◆ **THE REQUEST**
Look below and pull out each line with the word "paper".

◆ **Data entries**

::::

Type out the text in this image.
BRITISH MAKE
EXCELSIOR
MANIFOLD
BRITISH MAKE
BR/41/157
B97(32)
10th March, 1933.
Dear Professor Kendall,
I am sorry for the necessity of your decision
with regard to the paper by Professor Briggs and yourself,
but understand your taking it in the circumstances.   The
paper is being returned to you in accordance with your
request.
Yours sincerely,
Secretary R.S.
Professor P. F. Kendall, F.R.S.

::::

◆ **REPLY**
with regard to the paper by Professor Briggs and yourself,
paper is being returned to you in accordance with your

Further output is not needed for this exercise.